Start SUPPLIED DATA
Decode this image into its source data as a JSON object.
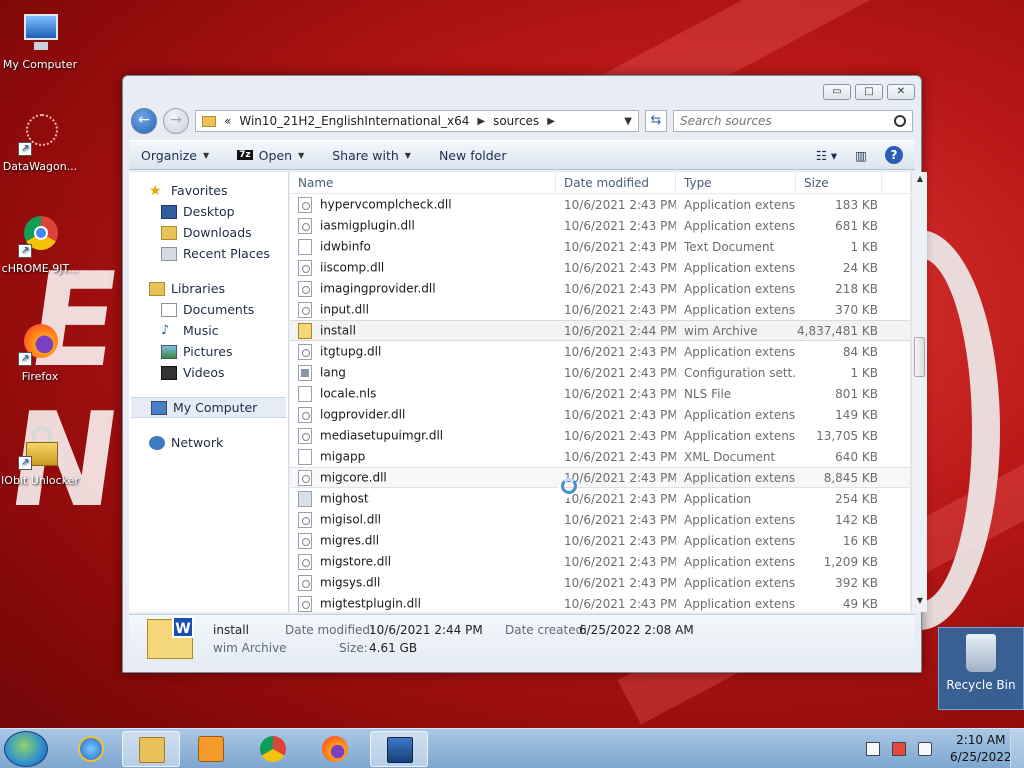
{
  "desktop": {
    "icons": [
      {
        "label": "My Computer"
      },
      {
        "label": "DataWagon..."
      },
      {
        "label": "cHROME 9JT..."
      },
      {
        "label": "Firefox"
      },
      {
        "label": "IObit Unlocker"
      }
    ],
    "recycle_bin": {
      "label": "Recycle Bin"
    }
  },
  "window": {
    "address": {
      "overflow": "«",
      "segments": [
        "Win10_21H2_EnglishInternational_x64",
        "sources"
      ]
    },
    "search": {
      "placeholder": "Search sources"
    },
    "toolbar": {
      "organize": "Organize",
      "open": "Open",
      "open_badge": "7z",
      "share_with": "Share with",
      "new_folder": "New folder"
    },
    "nav": {
      "favorites": {
        "label": "Favorites",
        "items": [
          "Desktop",
          "Downloads",
          "Recent Places"
        ]
      },
      "libraries": {
        "label": "Libraries",
        "items": [
          "Documents",
          "Music",
          "Pictures",
          "Videos"
        ]
      },
      "computer": "My Computer",
      "network": "Network"
    },
    "columns": {
      "name": "Name",
      "date": "Date modified",
      "type": "Type",
      "size": "Size"
    },
    "files": [
      {
        "name": "hypervcomplcheck.dll",
        "date": "10/6/2021 2:43 PM",
        "type": "Application extens...",
        "size": "183 KB",
        "icon": "dll"
      },
      {
        "name": "iasmigplugin.dll",
        "date": "10/6/2021 2:43 PM",
        "type": "Application extens...",
        "size": "681 KB",
        "icon": "dll"
      },
      {
        "name": "idwbinfo",
        "date": "10/6/2021 2:43 PM",
        "type": "Text Document",
        "size": "1 KB",
        "icon": "txt"
      },
      {
        "name": "iiscomp.dll",
        "date": "10/6/2021 2:43 PM",
        "type": "Application extens...",
        "size": "24 KB",
        "icon": "dll"
      },
      {
        "name": "imagingprovider.dll",
        "date": "10/6/2021 2:43 PM",
        "type": "Application extens...",
        "size": "218 KB",
        "icon": "dll"
      },
      {
        "name": "input.dll",
        "date": "10/6/2021 2:43 PM",
        "type": "Application extens...",
        "size": "370 KB",
        "icon": "dll"
      },
      {
        "name": "install",
        "date": "10/6/2021 2:44 PM",
        "type": "wim Archive",
        "size": "4,837,481 KB",
        "icon": "wim"
      },
      {
        "name": "itgtupg.dll",
        "date": "10/6/2021 2:43 PM",
        "type": "Application extens...",
        "size": "84 KB",
        "icon": "dll"
      },
      {
        "name": "lang",
        "date": "10/6/2021 2:43 PM",
        "type": "Configuration sett...",
        "size": "1 KB",
        "icon": "cfg"
      },
      {
        "name": "locale.nls",
        "date": "10/6/2021 2:43 PM",
        "type": "NLS File",
        "size": "801 KB",
        "icon": "txt"
      },
      {
        "name": "logprovider.dll",
        "date": "10/6/2021 2:43 PM",
        "type": "Application extens...",
        "size": "149 KB",
        "icon": "dll"
      },
      {
        "name": "mediasetupuimgr.dll",
        "date": "10/6/2021 2:43 PM",
        "type": "Application extens...",
        "size": "13,705 KB",
        "icon": "dll"
      },
      {
        "name": "migapp",
        "date": "10/6/2021 2:43 PM",
        "type": "XML Document",
        "size": "640 KB",
        "icon": "txt"
      },
      {
        "name": "migcore.dll",
        "date": "10/6/2021 2:43 PM",
        "type": "Application extens...",
        "size": "8,845 KB",
        "icon": "dll"
      },
      {
        "name": "mighost",
        "date": "10/6/2021 2:43 PM",
        "type": "Application",
        "size": "254 KB",
        "icon": "exe"
      },
      {
        "name": "migisol.dll",
        "date": "10/6/2021 2:43 PM",
        "type": "Application extens...",
        "size": "142 KB",
        "icon": "dll"
      },
      {
        "name": "migres.dll",
        "date": "10/6/2021 2:43 PM",
        "type": "Application extens...",
        "size": "16 KB",
        "icon": "dll"
      },
      {
        "name": "migstore.dll",
        "date": "10/6/2021 2:43 PM",
        "type": "Application extens...",
        "size": "1,209 KB",
        "icon": "dll"
      },
      {
        "name": "migsys.dll",
        "date": "10/6/2021 2:43 PM",
        "type": "Application extens...",
        "size": "392 KB",
        "icon": "dll"
      },
      {
        "name": "migtestplugin.dll",
        "date": "10/6/2021 2:43 PM",
        "type": "Application extens...",
        "size": "49 KB",
        "icon": "dll"
      }
    ],
    "details": {
      "name": "install",
      "type": "wim Archive",
      "modified_label": "Date modified:",
      "modified_value": "10/6/2021 2:44 PM",
      "created_label": "Date created:",
      "created_value": "6/25/2022 2:08 AM",
      "size_label": "Size:",
      "size_value": "4.61 GB"
    }
  },
  "taskbar": {
    "clock_time": "2:10 AM",
    "clock_date": "6/25/2022"
  },
  "colors": {
    "accent": "#2b62b4",
    "desktop": "#b81616"
  }
}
End SUPPLIED DATA
* **TASK**: Reproduce the material word for word. Any pictures should be left out of the copy.

* **SOLUTION TO THIS PROBLEM**:
Decode this image into its source data as a JSON object.
{
  "desktop": {
    "icons": [
      {
        "label": "My Computer"
      },
      {
        "label": "DataWagon..."
      },
      {
        "label": "cHROME 9JT..."
      },
      {
        "label": "Firefox"
      },
      {
        "label": "IObit Unlocker"
      }
    ],
    "recycle_bin": {
      "label": "Recycle Bin"
    }
  },
  "window": {
    "address": {
      "overflow": "«",
      "segments": [
        "Win10_21H2_EnglishInternational_x64",
        "sources"
      ]
    },
    "search": {
      "placeholder": "Search sources"
    },
    "toolbar": {
      "organize": "Organize",
      "open": "Open",
      "open_badge": "7z",
      "share_with": "Share with",
      "new_folder": "New folder"
    },
    "nav": {
      "favorites": {
        "label": "Favorites",
        "items": [
          "Desktop",
          "Downloads",
          "Recent Places"
        ]
      },
      "libraries": {
        "label": "Libraries",
        "items": [
          "Documents",
          "Music",
          "Pictures",
          "Videos"
        ]
      },
      "computer": "My Computer",
      "network": "Network"
    },
    "columns": {
      "name": "Name",
      "date": "Date modified",
      "type": "Type",
      "size": "Size"
    },
    "files": [
      {
        "name": "hypervcomplcheck.dll",
        "date": "10/6/2021 2:43 PM",
        "type": "Application extens...",
        "size": "183 KB",
        "icon": "dll"
      },
      {
        "name": "iasmigplugin.dll",
        "date": "10/6/2021 2:43 PM",
        "type": "Application extens...",
        "size": "681 KB",
        "icon": "dll"
      },
      {
        "name": "idwbinfo",
        "date": "10/6/2021 2:43 PM",
        "type": "Text Document",
        "size": "1 KB",
        "icon": "txt"
      },
      {
        "name": "iiscomp.dll",
        "date": "10/6/2021 2:43 PM",
        "type": "Application extens...",
        "size": "24 KB",
        "icon": "dll"
      },
      {
        "name": "imagingprovider.dll",
        "date": "10/6/2021 2:43 PM",
        "type": "Application extens...",
        "size": "218 KB",
        "icon": "dll"
      },
      {
        "name": "input.dll",
        "date": "10/6/2021 2:43 PM",
        "type": "Application extens...",
        "size": "370 KB",
        "icon": "dll"
      },
      {
        "name": "install",
        "date": "10/6/2021 2:44 PM",
        "type": "wim Archive",
        "size": "4,837,481 KB",
        "icon": "wim"
      },
      {
        "name": "itgtupg.dll",
        "date": "10/6/2021 2:43 PM",
        "type": "Application extens...",
        "size": "84 KB",
        "icon": "dll"
      },
      {
        "name": "lang",
        "date": "10/6/2021 2:43 PM",
        "type": "Configuration sett...",
        "size": "1 KB",
        "icon": "cfg"
      },
      {
        "name": "locale.nls",
        "date": "10/6/2021 2:43 PM",
        "type": "NLS File",
        "size": "801 KB",
        "icon": "txt"
      },
      {
        "name": "logprovider.dll",
        "date": "10/6/2021 2:43 PM",
        "type": "Application extens...",
        "size": "149 KB",
        "icon": "dll"
      },
      {
        "name": "mediasetupuimgr.dll",
        "date": "10/6/2021 2:43 PM",
        "type": "Application extens...",
        "size": "13,705 KB",
        "icon": "dll"
      },
      {
        "name": "migapp",
        "date": "10/6/2021 2:43 PM",
        "type": "XML Document",
        "size": "640 KB",
        "icon": "txt"
      },
      {
        "name": "migcore.dll",
        "date": "10/6/2021 2:43 PM",
        "type": "Application extens...",
        "size": "8,845 KB",
        "icon": "dll"
      },
      {
        "name": "mighost",
        "date": "10/6/2021 2:43 PM",
        "type": "Application",
        "size": "254 KB",
        "icon": "exe"
      },
      {
        "name": "migisol.dll",
        "date": "10/6/2021 2:43 PM",
        "type": "Application extens...",
        "size": "142 KB",
        "icon": "dll"
      },
      {
        "name": "migres.dll",
        "date": "10/6/2021 2:43 PM",
        "type": "Application extens...",
        "size": "16 KB",
        "icon": "dll"
      },
      {
        "name": "migstore.dll",
        "date": "10/6/2021 2:43 PM",
        "type": "Application extens...",
        "size": "1,209 KB",
        "icon": "dll"
      },
      {
        "name": "migsys.dll",
        "date": "10/6/2021 2:43 PM",
        "type": "Application extens...",
        "size": "392 KB",
        "icon": "dll"
      },
      {
        "name": "migtestplugin.dll",
        "date": "10/6/2021 2:43 PM",
        "type": "Application extens...",
        "size": "49 KB",
        "icon": "dll"
      }
    ],
    "details": {
      "name": "install",
      "type": "wim Archive",
      "modified_label": "Date modified:",
      "modified_value": "10/6/2021 2:44 PM",
      "created_label": "Date created:",
      "created_value": "6/25/2022 2:08 AM",
      "size_label": "Size:",
      "size_value": "4.61 GB"
    }
  },
  "taskbar": {
    "clock_time": "2:10 AM",
    "clock_date": "6/25/2022"
  },
  "colors": {
    "accent": "#2b62b4",
    "desktop": "#b81616"
  }
}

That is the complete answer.